» WHAT YOU WILL DO
Examine the records and identify each line that includes the string "localhost". Copy those lines.

» ENTRIES SUPPLIED
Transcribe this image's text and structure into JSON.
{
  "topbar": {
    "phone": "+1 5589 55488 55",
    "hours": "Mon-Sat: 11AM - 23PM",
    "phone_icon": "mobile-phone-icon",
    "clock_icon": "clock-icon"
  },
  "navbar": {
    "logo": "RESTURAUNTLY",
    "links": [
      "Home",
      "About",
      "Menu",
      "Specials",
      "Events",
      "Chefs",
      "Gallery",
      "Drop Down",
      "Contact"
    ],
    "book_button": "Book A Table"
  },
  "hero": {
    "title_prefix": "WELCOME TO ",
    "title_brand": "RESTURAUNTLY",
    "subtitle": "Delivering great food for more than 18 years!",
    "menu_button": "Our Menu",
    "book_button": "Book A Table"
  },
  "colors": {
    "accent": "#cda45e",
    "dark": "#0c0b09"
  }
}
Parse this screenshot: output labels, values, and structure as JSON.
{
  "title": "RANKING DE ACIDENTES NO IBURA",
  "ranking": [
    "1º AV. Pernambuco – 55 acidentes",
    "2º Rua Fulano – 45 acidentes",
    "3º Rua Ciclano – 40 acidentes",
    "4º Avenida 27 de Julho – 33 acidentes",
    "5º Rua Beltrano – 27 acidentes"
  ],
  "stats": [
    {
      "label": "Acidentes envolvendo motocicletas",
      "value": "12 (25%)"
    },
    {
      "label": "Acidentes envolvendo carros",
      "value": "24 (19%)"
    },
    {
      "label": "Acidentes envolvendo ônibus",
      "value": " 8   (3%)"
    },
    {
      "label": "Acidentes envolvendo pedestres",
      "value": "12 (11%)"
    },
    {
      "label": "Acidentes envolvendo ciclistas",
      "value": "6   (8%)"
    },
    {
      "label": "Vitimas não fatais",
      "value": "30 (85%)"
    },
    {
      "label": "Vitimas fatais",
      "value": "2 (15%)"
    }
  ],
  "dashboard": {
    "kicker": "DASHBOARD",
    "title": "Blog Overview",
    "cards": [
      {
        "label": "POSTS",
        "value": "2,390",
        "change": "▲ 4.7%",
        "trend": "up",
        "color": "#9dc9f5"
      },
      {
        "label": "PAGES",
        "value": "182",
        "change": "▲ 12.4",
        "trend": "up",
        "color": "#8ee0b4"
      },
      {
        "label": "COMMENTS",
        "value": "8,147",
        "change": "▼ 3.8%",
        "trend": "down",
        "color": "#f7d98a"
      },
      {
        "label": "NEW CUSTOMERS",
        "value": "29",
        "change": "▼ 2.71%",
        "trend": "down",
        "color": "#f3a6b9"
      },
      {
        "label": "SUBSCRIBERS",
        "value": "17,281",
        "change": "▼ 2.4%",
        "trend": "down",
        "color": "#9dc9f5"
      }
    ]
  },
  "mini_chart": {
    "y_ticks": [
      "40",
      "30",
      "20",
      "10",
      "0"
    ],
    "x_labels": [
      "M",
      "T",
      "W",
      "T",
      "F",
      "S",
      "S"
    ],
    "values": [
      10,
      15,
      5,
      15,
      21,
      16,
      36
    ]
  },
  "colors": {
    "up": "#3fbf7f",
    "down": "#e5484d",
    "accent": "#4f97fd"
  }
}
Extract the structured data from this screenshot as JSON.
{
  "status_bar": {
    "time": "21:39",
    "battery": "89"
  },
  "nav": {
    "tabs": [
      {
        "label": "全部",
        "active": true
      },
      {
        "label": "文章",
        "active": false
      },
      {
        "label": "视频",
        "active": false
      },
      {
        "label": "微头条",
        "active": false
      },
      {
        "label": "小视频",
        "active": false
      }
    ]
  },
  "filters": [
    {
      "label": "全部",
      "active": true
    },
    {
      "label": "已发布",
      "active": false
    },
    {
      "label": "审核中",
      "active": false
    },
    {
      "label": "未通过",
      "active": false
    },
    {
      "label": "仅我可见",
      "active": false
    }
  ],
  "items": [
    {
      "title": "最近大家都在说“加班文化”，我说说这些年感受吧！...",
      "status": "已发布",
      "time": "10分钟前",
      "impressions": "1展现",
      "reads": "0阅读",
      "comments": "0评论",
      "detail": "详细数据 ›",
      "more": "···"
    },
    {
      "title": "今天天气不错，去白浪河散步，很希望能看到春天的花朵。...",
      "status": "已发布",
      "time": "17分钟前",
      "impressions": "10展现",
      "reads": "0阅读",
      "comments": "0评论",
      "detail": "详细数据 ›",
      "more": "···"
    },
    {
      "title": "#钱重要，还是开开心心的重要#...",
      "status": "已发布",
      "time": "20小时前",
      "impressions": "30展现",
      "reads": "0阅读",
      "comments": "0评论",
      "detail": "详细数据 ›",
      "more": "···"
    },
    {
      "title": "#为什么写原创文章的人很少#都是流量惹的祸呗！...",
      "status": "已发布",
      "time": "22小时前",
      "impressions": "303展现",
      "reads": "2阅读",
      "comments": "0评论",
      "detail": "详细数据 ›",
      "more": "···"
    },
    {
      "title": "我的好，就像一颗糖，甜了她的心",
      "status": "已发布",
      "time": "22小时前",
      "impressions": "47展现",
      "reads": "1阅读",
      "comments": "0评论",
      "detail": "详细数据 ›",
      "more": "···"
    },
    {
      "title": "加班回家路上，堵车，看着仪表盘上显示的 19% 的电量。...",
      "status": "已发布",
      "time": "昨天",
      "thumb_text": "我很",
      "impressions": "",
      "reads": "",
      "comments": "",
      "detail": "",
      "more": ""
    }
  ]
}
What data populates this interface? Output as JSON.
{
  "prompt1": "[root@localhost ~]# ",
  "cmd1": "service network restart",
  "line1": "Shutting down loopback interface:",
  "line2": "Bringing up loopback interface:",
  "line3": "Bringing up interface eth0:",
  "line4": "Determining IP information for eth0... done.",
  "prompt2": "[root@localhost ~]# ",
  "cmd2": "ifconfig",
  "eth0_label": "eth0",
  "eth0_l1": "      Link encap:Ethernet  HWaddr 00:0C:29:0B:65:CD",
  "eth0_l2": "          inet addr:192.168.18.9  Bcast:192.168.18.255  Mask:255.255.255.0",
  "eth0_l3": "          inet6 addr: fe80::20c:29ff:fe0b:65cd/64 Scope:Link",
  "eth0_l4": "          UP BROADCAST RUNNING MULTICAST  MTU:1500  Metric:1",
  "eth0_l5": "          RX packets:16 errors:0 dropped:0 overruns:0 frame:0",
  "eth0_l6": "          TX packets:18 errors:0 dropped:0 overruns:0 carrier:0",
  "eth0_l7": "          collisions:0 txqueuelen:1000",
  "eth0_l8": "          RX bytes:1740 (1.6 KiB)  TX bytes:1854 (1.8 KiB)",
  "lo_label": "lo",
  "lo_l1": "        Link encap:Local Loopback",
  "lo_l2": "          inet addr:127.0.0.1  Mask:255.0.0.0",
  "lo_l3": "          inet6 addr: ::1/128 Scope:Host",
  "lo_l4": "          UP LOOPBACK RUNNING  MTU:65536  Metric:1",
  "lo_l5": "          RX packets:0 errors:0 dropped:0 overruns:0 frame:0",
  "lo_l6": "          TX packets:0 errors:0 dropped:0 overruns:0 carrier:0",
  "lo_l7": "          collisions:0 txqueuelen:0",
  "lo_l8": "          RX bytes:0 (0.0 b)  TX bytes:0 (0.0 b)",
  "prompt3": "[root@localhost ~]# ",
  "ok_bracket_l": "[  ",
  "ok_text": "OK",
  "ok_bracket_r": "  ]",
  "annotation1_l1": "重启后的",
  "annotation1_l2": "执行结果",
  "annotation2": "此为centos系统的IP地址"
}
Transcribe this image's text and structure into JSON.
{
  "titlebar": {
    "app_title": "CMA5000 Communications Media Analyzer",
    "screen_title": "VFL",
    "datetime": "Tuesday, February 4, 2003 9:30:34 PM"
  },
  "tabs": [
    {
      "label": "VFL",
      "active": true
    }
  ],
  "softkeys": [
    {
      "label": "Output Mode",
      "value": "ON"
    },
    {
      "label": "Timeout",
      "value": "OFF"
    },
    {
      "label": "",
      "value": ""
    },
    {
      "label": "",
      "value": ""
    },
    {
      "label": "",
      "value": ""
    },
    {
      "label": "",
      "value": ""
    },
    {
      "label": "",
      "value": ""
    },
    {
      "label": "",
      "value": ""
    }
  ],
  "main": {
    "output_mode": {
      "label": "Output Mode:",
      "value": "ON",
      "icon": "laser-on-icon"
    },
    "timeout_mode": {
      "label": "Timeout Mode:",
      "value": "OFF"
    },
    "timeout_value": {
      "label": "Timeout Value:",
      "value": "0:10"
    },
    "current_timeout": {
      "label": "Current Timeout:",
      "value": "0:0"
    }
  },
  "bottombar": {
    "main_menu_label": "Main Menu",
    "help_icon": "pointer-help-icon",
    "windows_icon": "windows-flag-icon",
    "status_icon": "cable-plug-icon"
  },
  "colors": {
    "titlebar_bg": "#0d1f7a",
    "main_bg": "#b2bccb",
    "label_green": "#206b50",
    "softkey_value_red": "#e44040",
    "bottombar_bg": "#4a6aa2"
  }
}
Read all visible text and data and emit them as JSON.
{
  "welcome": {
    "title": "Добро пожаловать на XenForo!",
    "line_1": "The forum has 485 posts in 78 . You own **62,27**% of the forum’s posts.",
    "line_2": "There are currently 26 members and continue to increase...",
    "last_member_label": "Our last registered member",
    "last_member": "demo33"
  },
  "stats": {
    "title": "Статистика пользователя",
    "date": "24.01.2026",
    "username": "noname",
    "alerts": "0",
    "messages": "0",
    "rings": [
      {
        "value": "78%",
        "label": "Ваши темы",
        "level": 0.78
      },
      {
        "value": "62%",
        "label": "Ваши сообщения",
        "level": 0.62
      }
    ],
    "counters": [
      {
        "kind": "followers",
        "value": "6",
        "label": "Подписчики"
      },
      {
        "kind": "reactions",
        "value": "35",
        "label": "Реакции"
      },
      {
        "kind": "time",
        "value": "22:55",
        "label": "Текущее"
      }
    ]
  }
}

» CORRECT OUTPUT
  "prompt1": "[root@localhost ~]# ",
  "prompt2": "[root@localhost ~]# ",
  "prompt3": "[root@localhost ~]# ",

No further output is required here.